MATERIALS PROVIDED –

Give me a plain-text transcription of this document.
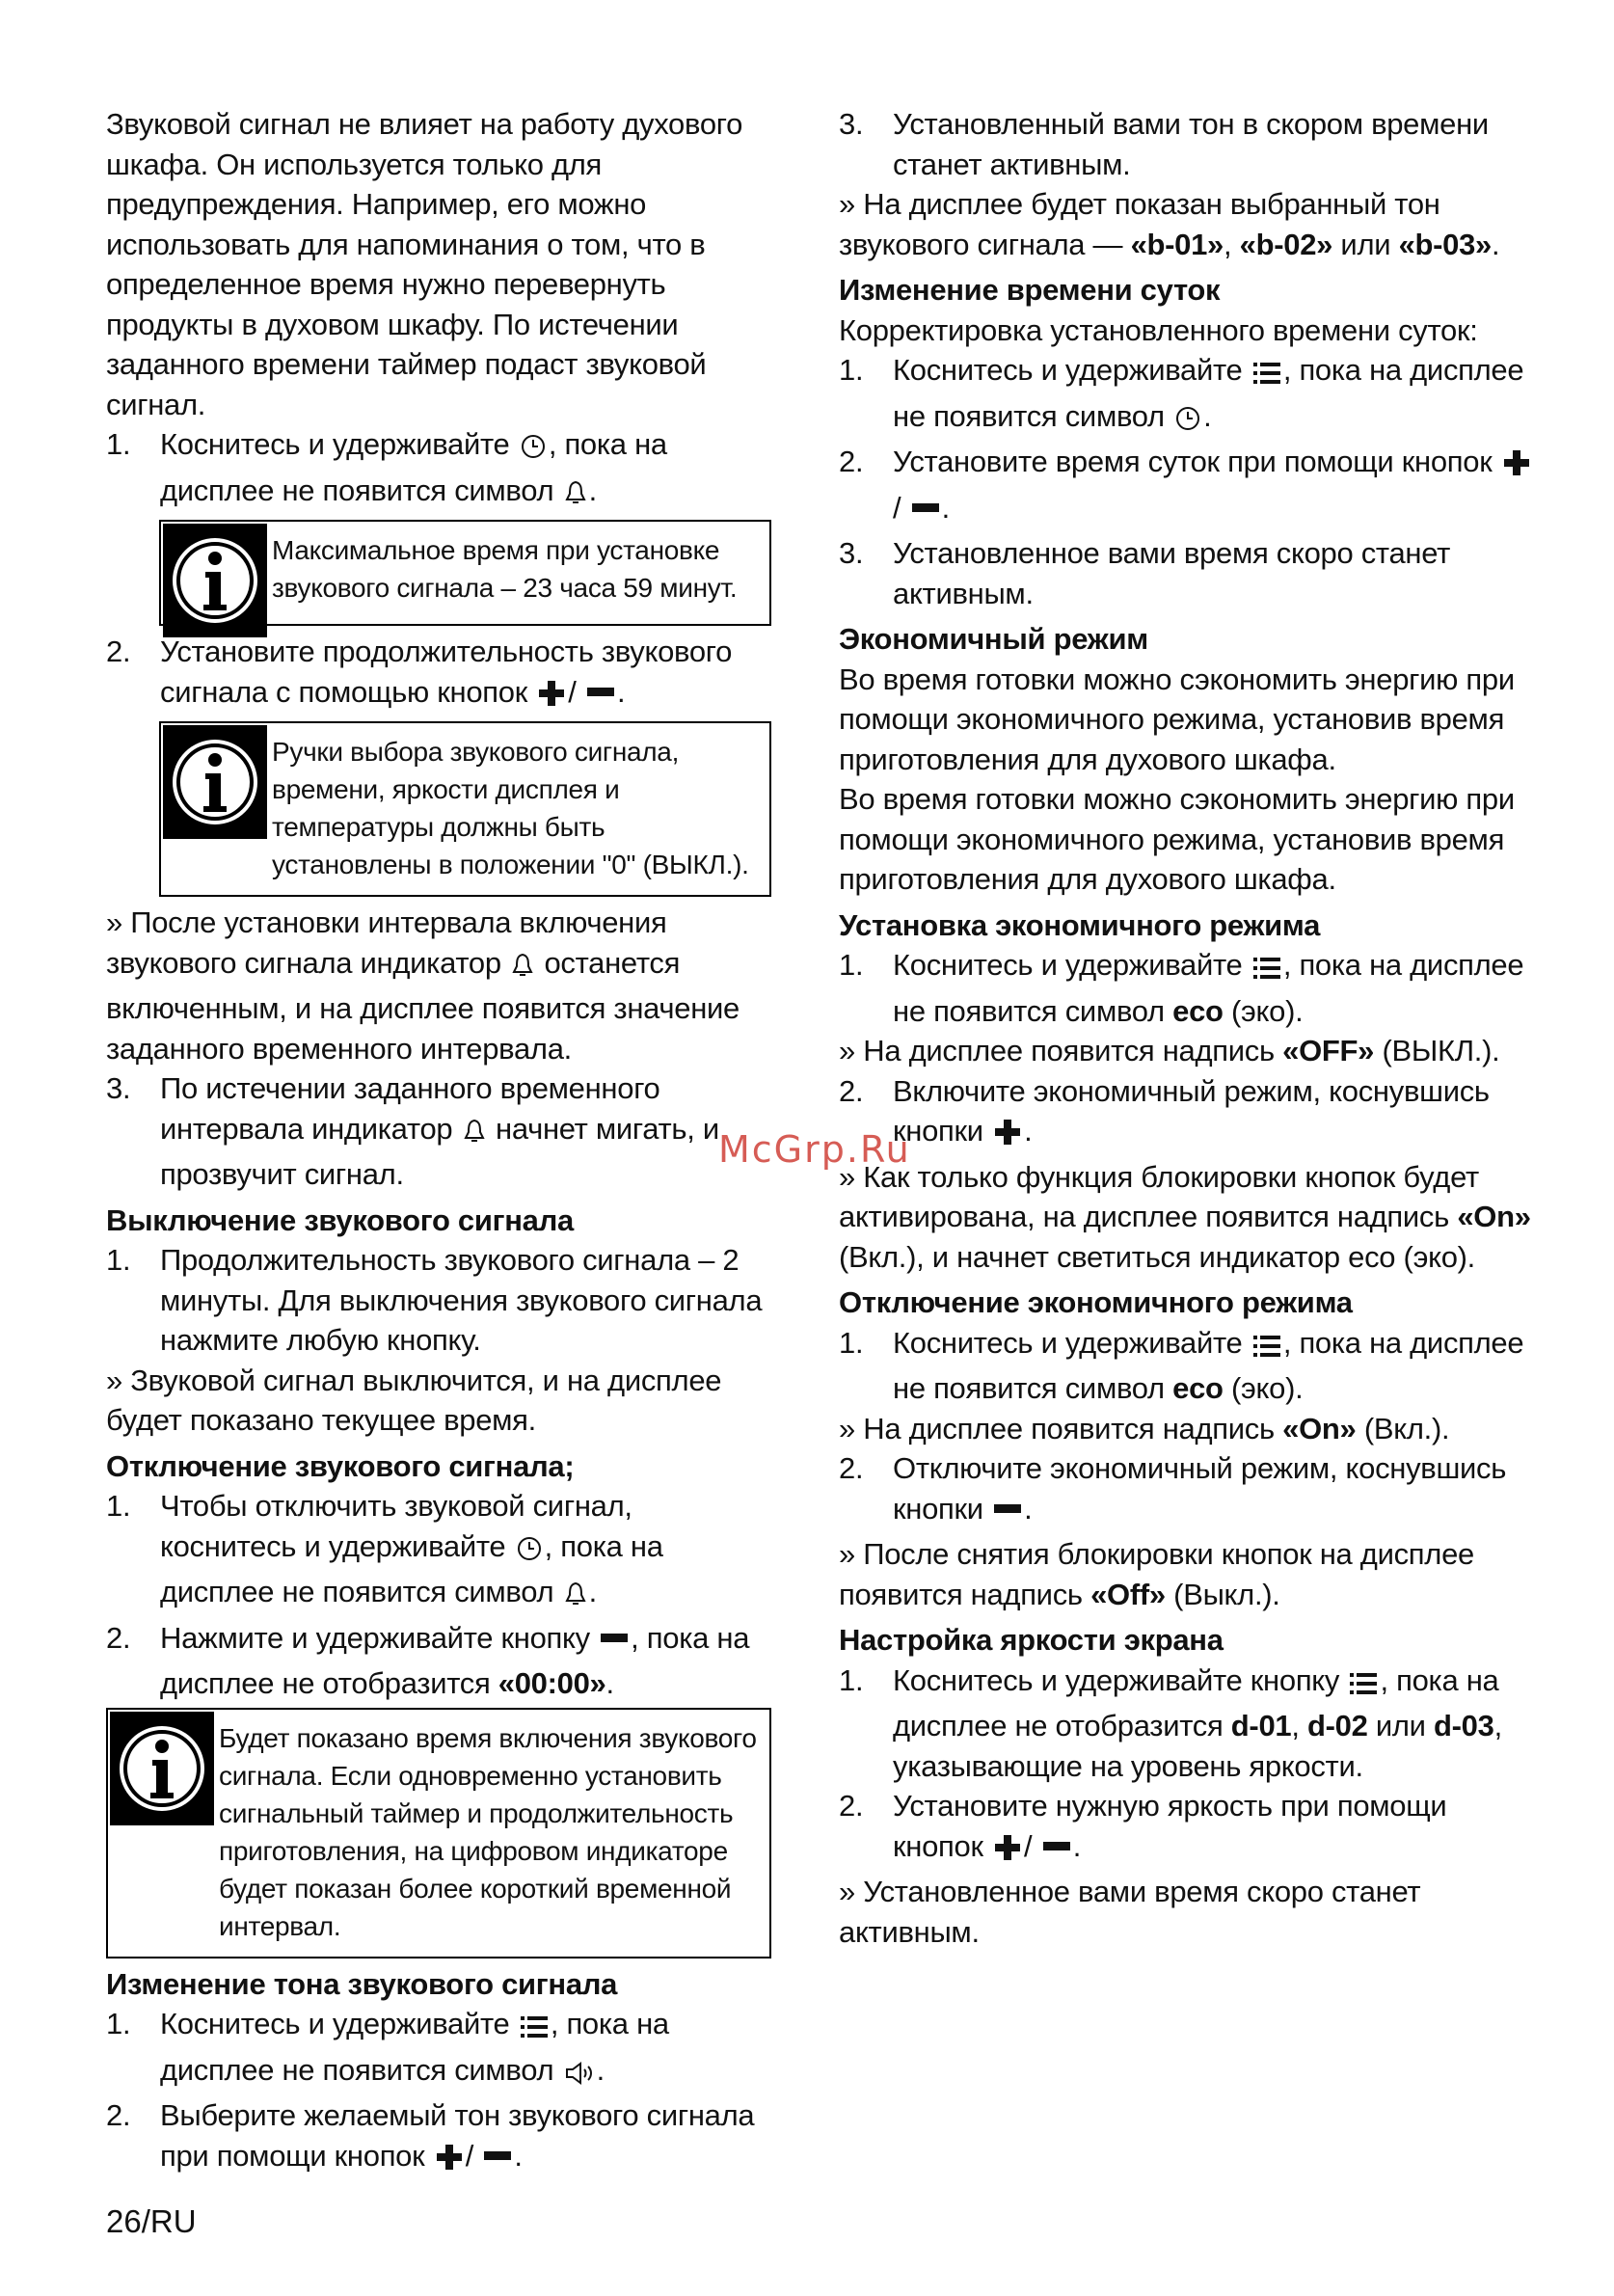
Звуковой сигнал не влияет на работу духового шкафа. Он используется только для предупреждения. Например, его можно использовать для напоминания о том, что в определенное время нужно перевернуть продукты в духовом шкафу. По истечении заданного времени таймер подаст звуковой сигнал.

1. Коснитесь и удерживайте , пока на дисплее не появится символ .
Максимальное время при установке звукового сигнала – 23 часа 59 минут.
2. Установите продолжительность звукового сигнала с помощью кнопок / .
Ручки выбора звукового сигнала, времени, яркости дисплея и температуры должны быть установлены в положении "0" (ВЫКЛ.).

» После установки интервала включения звукового сигнала индикатор останется включенным, и на дисплее появится значение заданного временного интервала.

3. По истечении заданного временного интервала индикатор начнет мигать, и прозвучит сигнал.

Выключение звукового сигнала

1. Продолжительность звукового сигнала – 2 минуты. Для выключения звукового сигнала нажмите любую кнопку.

» Звуковой сигнал выключится, и на дисплее будет показано текущее время.

Отключение звукового сигнала;

1. Чтобы отключить звуковой сигнал, коснитесь и удерживайте , пока на дисплее не появится символ .
2. Нажмите и удерживайте кнопку , пока на дисплее не отобразится «00:00».
Будет показано время включения звукового сигнала. Если одновременно установить сигнальный таймер и продолжительность приготовления, на цифровом индикаторе будет показан более короткий временной интервал.

Изменение тона звукового сигнала

1. Коснитесь и удерживайте , пока на дисплее не появится символ .
2. Выберите желаемый тон звукового сигнала при помощи кнопок / .
3. Установленный вами тон в скором времени станет активным.

» На дисплее будет показан выбранный тон звукового сигнала — «b-01», «b-02» или «b-03».

Изменение времени суток

Корректировка установленного времени суток:

1. Коснитесь и удерживайте , пока на дисплее не появится символ .
2. Установите время суток при помощи кнопок / .
3. Установленное вами время скоро станет активным.

Экономичный режим

Во время готовки можно сэкономить энергию при помощи экономичного режима, установив время приготовления для духового шкафа.

Во время готовки можно сэкономить энергию при помощи экономичного режима, установив время приготовления для духового шкафа.

Установка экономичного режима

1. Коснитесь и удерживайте , пока на дисплее не появится символ eco (эко).

» На дисплее появится надпись «OFF» (ВЫКЛ.).

2. Включите экономичный режим, коснувшись кнопки .

» Как только функция блокировки кнопок будет активирована, на дисплее появится надпись «On» (Вкл.), и начнет светиться индикатор eco (эко).

Отключение экономичного режима

1. Коснитесь и удерживайте , пока на дисплее не появится символ eco (эко).

» На дисплее появится надпись «On» (Вкл.).

2. Отключите экономичный режим, коснувшись кнопки .

» После снятия блокировки кнопок на дисплее появится надпись «Off» (Выкл.).

Настройка яркости экрана

1. Коснитесь и удерживайте кнопку , пока на дисплее не отобразится d-01, d-02 или d-03, указывающие на уровень яркости.
2. Установите нужную яркость при помощи кнопок / .

» Установленное вами время скоро станет активным.

McGrp.Ru
26/RU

TO BE DONE – Copy all lines from the material that hold "помощи".

WRITTEN SOLUTION –
2. Выберите желаемый тон звукового сигнала при помощи кнопок / .
2. Установите время суток при помощи кнопок / .
Во время готовки можно сэкономить энергию при помощи экономичного режима, установив время приготовления для духового шкафа.
Во время готовки можно сэкономить энергию при помощи экономичного режима, установив время приготовления для духового шкафа.
2. Установите нужную яркость при помощи кнопок / .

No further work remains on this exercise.